:: Source material ::
────────
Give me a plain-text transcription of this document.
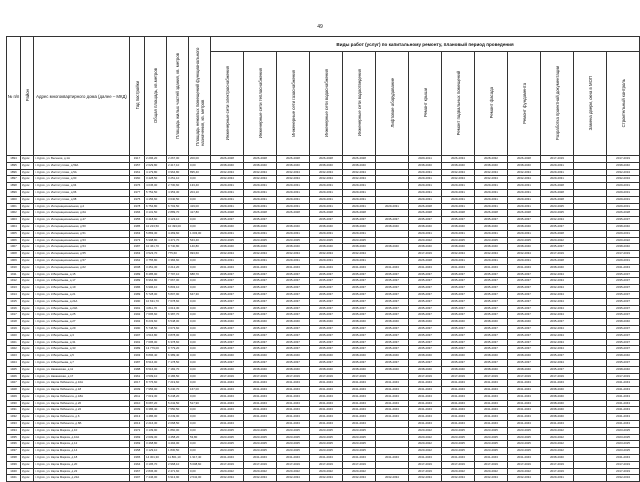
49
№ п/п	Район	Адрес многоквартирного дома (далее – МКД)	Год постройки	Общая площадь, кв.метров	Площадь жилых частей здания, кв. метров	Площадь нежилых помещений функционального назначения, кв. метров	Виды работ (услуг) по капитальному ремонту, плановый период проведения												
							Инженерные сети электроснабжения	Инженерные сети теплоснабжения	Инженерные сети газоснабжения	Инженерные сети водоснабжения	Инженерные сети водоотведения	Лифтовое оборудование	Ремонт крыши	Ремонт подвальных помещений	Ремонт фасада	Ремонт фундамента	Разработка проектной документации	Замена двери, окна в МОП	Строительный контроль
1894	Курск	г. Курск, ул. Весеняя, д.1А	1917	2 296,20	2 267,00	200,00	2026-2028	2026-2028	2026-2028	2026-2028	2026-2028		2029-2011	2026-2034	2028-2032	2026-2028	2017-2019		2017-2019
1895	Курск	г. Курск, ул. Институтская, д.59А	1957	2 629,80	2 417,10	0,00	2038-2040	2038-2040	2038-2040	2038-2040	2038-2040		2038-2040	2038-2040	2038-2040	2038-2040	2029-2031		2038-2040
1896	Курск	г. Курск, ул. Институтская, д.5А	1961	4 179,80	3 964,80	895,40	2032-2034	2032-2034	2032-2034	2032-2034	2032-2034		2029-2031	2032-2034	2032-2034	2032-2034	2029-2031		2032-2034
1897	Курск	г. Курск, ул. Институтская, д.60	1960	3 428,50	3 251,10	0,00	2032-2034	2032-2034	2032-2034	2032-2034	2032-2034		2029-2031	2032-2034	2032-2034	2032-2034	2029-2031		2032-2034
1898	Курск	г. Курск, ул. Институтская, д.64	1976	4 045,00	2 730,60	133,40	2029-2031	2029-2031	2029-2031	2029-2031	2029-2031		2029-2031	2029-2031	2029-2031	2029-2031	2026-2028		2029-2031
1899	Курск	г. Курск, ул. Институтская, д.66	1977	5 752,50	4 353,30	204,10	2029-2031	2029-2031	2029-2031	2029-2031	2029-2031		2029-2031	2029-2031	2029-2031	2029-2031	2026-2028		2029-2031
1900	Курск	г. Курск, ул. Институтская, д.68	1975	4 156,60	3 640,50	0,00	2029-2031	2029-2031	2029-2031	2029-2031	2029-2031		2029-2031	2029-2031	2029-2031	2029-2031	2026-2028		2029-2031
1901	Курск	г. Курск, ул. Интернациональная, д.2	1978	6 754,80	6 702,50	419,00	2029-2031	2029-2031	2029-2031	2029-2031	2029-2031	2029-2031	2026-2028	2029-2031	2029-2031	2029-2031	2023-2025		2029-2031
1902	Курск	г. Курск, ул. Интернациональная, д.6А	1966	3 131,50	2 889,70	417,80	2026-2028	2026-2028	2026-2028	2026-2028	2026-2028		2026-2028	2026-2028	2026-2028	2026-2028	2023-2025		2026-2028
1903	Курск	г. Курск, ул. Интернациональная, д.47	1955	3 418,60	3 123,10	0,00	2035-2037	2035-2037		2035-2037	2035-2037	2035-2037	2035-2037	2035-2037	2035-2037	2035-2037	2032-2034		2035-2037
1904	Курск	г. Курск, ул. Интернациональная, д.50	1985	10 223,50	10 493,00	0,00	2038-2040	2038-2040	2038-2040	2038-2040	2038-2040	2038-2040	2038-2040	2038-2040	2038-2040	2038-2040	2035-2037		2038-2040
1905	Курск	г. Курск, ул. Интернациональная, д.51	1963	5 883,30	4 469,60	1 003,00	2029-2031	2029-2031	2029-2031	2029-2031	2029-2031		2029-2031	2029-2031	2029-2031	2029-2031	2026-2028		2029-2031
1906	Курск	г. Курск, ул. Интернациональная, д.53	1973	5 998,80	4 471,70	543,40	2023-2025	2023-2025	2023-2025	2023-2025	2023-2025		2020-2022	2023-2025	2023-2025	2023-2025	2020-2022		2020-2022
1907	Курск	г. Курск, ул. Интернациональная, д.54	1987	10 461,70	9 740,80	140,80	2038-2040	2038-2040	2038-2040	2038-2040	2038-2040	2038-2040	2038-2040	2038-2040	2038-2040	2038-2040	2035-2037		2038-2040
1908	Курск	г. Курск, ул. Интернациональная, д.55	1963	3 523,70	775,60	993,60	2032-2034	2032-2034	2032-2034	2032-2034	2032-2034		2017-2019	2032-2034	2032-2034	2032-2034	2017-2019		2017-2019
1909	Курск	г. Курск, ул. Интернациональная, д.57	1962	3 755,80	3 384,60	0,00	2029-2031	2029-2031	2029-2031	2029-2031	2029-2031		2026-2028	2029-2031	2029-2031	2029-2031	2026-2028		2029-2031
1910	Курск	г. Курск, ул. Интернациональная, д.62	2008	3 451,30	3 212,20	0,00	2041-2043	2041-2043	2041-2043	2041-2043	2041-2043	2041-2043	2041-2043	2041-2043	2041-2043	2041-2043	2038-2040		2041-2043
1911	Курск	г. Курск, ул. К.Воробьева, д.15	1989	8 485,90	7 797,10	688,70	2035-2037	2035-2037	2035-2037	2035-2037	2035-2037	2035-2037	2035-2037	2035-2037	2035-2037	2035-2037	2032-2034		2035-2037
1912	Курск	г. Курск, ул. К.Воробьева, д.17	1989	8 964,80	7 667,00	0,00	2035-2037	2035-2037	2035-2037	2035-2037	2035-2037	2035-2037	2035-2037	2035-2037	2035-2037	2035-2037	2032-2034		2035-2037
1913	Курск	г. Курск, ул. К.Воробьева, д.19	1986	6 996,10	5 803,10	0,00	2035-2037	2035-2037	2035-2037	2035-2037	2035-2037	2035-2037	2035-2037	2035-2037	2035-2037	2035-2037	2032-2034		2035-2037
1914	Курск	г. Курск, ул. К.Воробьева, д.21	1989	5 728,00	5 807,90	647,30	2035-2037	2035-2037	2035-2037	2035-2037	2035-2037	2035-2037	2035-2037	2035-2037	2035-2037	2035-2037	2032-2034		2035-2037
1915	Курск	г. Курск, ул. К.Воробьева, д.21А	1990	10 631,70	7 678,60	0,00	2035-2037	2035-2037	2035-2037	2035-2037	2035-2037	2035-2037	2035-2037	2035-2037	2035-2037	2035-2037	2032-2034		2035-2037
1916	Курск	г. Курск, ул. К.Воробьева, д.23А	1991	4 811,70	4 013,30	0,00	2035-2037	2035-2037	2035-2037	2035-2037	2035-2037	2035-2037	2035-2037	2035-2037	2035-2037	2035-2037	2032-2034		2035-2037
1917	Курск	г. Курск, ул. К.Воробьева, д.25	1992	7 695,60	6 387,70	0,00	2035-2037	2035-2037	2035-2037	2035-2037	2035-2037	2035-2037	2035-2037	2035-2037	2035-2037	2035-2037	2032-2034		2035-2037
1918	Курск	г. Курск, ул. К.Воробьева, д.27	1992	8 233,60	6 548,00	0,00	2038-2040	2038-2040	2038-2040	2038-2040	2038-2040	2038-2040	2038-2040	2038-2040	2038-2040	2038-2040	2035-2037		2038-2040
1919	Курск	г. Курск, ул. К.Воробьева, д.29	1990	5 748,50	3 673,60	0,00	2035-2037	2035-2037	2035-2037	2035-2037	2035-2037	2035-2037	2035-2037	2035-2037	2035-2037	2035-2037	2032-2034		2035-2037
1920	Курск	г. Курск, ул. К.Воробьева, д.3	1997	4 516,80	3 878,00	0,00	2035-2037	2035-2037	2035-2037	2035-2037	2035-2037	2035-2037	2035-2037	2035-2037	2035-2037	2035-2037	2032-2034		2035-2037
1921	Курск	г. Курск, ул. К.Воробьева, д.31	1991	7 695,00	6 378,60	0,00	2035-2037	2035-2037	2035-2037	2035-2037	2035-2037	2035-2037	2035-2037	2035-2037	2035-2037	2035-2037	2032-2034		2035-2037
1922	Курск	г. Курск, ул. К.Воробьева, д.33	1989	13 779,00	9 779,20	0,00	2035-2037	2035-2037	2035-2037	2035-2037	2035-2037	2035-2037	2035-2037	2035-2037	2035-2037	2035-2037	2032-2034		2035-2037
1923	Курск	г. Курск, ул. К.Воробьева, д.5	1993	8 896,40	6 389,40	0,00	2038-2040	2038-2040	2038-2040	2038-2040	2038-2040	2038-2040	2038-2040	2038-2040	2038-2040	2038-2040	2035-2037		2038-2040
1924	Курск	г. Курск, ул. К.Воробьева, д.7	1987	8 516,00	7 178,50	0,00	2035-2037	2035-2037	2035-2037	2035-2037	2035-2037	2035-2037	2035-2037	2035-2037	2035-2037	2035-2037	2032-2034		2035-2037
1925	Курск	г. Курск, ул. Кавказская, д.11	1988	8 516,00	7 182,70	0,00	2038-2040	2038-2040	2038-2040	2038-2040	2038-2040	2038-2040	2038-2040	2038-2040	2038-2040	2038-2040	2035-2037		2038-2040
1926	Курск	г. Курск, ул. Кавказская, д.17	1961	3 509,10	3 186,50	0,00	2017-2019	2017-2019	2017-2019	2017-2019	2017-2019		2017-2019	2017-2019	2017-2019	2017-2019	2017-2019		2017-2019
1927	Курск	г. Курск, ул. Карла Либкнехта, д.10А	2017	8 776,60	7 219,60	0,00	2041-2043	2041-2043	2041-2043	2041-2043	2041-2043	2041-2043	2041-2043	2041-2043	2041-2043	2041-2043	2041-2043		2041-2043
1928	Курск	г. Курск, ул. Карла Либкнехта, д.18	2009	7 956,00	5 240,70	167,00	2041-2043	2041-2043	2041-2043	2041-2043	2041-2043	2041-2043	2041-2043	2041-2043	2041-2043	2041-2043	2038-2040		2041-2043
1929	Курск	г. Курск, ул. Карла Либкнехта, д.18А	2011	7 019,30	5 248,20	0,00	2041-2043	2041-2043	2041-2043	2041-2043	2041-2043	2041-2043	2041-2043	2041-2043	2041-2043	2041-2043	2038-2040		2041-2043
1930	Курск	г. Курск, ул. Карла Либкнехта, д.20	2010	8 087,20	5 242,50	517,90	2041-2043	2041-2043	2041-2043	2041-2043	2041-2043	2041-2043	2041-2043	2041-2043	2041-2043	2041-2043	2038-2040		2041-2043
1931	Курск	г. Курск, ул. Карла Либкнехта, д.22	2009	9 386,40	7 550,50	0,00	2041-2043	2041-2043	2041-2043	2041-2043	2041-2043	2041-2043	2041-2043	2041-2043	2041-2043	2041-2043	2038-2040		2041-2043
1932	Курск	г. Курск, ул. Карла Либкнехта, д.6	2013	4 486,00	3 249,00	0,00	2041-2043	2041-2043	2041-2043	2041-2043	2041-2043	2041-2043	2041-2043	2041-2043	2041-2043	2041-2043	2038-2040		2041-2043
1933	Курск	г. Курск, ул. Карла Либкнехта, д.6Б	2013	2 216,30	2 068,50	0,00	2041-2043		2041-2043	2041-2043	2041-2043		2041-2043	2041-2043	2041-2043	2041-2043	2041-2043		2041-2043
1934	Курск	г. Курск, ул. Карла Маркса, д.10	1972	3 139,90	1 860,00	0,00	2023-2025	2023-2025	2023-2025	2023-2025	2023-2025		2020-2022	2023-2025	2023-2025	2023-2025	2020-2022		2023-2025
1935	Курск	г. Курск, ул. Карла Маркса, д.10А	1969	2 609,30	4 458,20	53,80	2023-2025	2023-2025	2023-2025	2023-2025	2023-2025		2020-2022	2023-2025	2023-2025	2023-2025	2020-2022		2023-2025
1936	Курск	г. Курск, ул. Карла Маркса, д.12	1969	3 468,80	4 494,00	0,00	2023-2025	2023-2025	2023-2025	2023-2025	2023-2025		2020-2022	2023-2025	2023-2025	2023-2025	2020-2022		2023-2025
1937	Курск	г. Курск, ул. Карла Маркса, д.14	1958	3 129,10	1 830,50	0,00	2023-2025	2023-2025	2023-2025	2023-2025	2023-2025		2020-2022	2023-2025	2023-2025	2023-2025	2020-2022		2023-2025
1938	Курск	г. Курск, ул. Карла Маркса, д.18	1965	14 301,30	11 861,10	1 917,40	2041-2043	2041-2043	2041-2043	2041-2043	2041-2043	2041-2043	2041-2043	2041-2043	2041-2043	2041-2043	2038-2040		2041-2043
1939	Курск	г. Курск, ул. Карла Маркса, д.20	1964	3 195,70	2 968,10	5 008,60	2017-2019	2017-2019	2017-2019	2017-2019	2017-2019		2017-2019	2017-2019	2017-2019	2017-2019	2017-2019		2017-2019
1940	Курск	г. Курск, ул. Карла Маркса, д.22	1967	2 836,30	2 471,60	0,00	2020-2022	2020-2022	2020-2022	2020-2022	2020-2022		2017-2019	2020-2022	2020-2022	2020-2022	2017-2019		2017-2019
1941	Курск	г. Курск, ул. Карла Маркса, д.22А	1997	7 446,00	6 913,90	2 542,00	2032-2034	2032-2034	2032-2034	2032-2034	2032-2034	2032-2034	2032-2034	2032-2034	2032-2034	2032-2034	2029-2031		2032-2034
────────
:: Task requirements ::
Report how many lines in the data include the word "помещений", and give nothing but the count.

:: Task answer ::
2